### SOURCE RECORDS

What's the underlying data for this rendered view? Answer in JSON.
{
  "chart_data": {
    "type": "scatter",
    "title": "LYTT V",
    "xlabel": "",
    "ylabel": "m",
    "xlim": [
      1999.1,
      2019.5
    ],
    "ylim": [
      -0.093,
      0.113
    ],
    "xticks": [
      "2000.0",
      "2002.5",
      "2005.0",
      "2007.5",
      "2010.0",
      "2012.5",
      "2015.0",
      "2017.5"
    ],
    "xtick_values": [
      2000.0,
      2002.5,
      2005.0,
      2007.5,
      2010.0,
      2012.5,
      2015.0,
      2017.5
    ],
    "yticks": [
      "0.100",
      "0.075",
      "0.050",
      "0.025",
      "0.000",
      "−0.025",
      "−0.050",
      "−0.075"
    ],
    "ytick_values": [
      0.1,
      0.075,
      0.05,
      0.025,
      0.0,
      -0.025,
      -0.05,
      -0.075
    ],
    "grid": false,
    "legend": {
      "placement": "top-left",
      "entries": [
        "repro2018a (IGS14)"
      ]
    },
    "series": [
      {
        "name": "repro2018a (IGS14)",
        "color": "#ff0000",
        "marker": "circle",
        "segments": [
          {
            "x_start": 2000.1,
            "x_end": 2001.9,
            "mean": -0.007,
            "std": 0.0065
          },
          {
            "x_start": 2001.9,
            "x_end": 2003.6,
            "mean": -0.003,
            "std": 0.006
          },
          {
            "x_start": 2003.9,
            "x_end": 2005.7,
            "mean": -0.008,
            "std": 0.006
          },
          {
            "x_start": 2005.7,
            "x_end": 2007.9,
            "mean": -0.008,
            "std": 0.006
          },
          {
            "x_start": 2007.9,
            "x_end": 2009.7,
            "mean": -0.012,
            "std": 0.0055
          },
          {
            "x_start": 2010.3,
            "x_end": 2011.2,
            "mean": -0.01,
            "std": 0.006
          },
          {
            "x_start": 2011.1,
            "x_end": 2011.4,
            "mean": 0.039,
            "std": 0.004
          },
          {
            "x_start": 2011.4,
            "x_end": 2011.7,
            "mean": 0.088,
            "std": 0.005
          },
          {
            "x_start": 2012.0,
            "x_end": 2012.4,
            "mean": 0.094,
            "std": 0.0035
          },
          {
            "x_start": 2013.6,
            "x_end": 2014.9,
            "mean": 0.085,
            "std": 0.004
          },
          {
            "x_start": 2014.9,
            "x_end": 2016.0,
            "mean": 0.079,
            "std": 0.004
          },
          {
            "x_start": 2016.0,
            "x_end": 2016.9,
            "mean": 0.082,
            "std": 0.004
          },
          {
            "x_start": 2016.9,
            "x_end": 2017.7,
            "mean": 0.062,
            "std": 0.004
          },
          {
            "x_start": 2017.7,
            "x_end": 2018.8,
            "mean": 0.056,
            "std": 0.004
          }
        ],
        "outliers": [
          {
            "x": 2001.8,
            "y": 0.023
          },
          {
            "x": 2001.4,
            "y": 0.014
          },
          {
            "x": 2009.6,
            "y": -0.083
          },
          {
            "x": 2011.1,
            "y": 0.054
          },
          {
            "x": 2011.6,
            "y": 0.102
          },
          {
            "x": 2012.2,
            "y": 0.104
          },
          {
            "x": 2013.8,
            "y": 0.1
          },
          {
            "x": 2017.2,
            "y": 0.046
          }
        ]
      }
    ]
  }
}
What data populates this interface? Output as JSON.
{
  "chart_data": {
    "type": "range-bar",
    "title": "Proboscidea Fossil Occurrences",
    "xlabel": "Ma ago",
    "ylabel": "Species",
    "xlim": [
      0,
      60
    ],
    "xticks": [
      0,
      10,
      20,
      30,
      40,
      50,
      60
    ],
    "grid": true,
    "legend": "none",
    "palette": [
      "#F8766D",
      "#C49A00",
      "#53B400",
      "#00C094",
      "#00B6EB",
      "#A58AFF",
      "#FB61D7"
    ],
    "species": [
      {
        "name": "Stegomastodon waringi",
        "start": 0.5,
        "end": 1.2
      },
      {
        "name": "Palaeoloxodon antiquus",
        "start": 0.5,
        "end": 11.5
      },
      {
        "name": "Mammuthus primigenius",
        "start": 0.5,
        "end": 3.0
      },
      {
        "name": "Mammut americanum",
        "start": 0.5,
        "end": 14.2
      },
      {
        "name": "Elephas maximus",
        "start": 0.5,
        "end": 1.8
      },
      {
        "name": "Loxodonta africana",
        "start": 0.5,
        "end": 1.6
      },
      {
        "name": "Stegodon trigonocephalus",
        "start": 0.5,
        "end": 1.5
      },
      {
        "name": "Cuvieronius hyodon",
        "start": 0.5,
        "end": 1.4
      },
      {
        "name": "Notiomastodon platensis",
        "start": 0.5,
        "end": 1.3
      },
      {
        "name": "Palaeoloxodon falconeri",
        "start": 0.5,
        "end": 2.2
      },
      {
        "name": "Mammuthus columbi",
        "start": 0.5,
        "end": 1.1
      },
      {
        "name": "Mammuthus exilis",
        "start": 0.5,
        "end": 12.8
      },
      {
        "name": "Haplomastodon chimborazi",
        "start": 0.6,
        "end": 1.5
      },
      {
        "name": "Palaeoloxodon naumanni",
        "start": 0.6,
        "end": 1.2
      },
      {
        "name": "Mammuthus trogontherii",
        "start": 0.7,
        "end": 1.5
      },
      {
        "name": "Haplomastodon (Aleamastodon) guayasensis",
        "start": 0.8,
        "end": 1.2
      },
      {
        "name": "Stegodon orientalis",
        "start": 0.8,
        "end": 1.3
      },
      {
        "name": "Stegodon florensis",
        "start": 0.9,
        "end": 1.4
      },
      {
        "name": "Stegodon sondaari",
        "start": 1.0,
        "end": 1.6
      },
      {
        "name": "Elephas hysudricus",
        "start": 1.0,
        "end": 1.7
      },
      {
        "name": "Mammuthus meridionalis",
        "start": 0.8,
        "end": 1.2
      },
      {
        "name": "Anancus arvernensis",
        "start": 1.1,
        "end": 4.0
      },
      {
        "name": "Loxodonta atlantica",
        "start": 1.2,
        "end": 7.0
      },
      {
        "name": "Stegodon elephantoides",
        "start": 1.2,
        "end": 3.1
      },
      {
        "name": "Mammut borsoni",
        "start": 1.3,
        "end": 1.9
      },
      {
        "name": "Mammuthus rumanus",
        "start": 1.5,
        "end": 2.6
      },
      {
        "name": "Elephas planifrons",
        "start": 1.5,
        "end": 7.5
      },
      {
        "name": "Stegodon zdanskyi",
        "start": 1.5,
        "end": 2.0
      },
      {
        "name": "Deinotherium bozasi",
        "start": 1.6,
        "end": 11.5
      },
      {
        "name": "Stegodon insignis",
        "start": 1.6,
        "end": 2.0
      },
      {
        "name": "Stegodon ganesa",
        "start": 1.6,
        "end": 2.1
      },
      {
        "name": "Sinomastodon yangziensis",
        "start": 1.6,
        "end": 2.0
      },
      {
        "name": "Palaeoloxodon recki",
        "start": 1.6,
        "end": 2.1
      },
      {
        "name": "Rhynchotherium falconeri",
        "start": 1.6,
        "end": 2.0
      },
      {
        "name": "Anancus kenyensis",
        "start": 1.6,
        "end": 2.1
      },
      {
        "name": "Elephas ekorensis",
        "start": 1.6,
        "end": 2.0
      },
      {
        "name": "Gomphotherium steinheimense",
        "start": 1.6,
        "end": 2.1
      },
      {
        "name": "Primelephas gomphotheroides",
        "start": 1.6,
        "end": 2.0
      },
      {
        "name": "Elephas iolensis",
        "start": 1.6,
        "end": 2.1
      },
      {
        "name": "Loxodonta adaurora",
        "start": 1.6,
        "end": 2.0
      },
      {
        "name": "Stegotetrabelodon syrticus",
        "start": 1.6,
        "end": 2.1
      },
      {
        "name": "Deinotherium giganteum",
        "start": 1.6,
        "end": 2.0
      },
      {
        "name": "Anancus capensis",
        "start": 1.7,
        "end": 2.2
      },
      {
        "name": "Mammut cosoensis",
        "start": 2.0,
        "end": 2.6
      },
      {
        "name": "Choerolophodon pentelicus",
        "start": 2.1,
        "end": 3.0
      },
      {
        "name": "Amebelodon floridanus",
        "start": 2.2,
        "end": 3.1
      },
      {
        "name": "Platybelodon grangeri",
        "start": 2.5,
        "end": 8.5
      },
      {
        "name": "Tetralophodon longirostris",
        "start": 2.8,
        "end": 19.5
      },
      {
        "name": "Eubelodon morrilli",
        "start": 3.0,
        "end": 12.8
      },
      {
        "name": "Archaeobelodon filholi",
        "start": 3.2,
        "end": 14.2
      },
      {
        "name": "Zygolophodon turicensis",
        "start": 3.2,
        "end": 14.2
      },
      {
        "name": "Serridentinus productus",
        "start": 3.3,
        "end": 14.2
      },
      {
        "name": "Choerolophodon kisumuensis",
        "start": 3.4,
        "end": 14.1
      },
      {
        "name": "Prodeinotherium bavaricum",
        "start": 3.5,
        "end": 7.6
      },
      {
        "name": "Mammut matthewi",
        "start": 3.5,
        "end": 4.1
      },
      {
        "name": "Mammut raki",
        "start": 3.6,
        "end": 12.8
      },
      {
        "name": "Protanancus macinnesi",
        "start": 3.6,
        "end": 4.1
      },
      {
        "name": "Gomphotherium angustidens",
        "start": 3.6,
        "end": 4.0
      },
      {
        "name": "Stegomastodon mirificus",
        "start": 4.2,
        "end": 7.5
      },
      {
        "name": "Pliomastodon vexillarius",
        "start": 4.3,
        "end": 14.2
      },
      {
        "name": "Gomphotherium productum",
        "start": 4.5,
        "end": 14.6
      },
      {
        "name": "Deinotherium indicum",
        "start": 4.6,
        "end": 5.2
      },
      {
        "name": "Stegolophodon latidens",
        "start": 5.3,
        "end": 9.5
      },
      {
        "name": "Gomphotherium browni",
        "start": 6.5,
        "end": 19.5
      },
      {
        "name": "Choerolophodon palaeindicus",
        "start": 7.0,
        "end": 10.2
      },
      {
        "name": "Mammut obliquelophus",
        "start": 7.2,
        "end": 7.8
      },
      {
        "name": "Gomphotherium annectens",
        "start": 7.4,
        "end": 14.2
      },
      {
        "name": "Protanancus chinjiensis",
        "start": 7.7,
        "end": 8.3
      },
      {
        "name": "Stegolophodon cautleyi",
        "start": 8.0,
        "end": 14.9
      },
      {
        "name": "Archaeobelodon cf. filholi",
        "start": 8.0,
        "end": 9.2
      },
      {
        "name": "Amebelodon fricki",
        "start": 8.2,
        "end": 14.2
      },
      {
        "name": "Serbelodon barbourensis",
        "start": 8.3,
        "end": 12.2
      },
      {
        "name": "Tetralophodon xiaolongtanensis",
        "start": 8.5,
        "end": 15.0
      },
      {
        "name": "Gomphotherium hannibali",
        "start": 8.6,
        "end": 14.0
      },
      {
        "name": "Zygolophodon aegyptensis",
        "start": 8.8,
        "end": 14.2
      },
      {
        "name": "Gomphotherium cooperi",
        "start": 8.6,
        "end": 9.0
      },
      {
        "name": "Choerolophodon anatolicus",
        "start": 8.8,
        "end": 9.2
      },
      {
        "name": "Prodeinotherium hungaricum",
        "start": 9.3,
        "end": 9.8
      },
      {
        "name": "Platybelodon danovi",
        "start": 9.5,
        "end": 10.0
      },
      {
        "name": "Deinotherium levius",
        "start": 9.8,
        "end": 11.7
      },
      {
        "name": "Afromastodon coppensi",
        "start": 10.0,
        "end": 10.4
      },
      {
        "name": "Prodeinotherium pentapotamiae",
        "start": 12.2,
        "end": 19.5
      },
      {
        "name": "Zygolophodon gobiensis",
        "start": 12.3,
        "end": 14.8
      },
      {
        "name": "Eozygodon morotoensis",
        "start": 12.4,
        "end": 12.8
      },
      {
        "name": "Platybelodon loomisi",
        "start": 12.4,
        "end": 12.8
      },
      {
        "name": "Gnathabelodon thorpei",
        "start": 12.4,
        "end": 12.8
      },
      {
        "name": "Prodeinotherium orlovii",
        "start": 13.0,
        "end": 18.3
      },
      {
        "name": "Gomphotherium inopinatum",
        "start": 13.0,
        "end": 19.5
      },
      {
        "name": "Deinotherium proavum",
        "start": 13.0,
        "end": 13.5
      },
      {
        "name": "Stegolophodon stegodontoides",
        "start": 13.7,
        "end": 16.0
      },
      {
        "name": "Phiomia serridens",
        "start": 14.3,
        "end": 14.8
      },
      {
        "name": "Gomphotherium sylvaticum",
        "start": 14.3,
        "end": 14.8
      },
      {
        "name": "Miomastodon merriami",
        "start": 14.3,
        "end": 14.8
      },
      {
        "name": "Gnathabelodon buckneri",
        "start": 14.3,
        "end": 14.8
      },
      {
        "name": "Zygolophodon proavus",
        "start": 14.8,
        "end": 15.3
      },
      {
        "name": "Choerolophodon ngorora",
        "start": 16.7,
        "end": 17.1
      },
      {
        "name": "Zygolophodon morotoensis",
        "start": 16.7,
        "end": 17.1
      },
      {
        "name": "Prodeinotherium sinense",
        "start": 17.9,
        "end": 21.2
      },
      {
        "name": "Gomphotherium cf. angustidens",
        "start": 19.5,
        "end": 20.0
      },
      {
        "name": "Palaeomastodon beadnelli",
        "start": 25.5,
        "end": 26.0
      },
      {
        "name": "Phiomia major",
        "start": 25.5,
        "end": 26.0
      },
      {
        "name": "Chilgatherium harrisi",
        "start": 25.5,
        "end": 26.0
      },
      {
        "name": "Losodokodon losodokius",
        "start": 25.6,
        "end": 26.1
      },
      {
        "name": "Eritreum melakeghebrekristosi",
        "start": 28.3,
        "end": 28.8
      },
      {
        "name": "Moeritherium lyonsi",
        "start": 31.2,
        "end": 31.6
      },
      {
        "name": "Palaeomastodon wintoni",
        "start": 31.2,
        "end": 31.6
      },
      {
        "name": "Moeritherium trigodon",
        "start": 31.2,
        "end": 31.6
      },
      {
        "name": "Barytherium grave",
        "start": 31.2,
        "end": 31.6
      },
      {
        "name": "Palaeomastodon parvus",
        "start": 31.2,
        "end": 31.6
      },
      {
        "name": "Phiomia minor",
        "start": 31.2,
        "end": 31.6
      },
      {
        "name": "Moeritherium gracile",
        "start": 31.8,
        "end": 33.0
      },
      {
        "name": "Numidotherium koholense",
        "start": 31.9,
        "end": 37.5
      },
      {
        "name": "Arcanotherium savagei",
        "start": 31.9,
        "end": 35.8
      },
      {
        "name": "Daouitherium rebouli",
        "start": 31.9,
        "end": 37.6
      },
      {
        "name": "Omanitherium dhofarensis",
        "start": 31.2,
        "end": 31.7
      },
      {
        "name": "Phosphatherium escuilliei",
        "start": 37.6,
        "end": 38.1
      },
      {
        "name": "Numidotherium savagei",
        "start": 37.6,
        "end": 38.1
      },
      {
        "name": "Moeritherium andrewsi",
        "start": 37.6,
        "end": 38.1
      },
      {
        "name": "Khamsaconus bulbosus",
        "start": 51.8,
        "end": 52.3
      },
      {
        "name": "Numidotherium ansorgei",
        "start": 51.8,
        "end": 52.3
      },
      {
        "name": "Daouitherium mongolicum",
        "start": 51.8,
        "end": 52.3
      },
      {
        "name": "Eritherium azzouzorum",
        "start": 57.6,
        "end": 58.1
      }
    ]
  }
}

### PROBLEM DESCRIPTION
Using the listing above, gather each line that holds the string "Palaeoloxodon" and copy it.

### CORRECT ANSWER
        "name": "Palaeoloxodon antiquus",
        "name": "Palaeoloxodon falconeri",
        "name": "Palaeoloxodon naumanni",
        "name": "Palaeoloxodon recki",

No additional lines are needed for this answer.